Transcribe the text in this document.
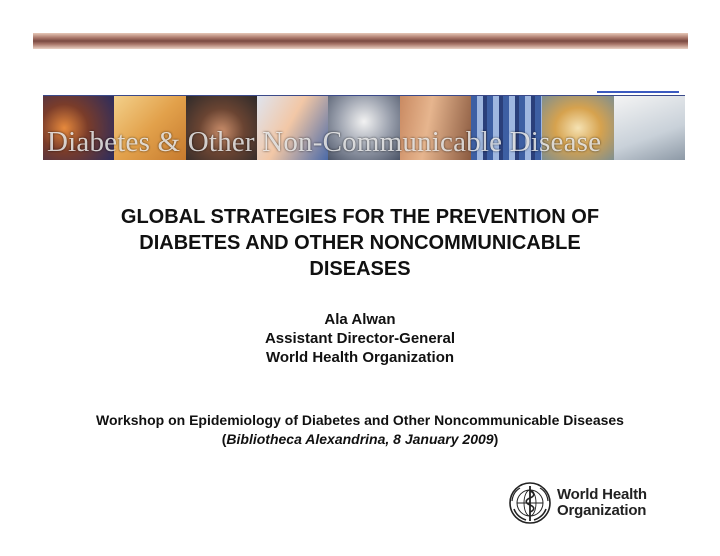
Diabetes & Other Non-Communicable Disease
GLOBAL STRATEGIES FOR THE PREVENTION OF
DIABETES AND OTHER NONCOMMUNICABLE
DISEASES
Ala Alwan
Assistant Director-General
World Health Organization
Workshop on Epidemiology of Diabetes and Other Noncommunicable Diseases
(Bibliotheca Alexandrina, 8 January 2009)
World Health
Organization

+++

• TASK TO CARRY OUT: Each record should be quoted exactly, with the images omitted.

• OUTPUT FOR THIS TASK:
Transcribe the text in this document.
Diabetes & Other Non-Communicable Disease
GLOBAL STRATEGIES FOR THE PREVENTION OF
DIABETES AND OTHER NONCOMMUNICABLE
DISEASES
Ala Alwan
Assistant Director-General
World Health Organization
Workshop on Epidemiology of Diabetes and Other Noncommunicable Diseases
(Bibliotheca Alexandrina, 8 January 2009)
World Health
Organization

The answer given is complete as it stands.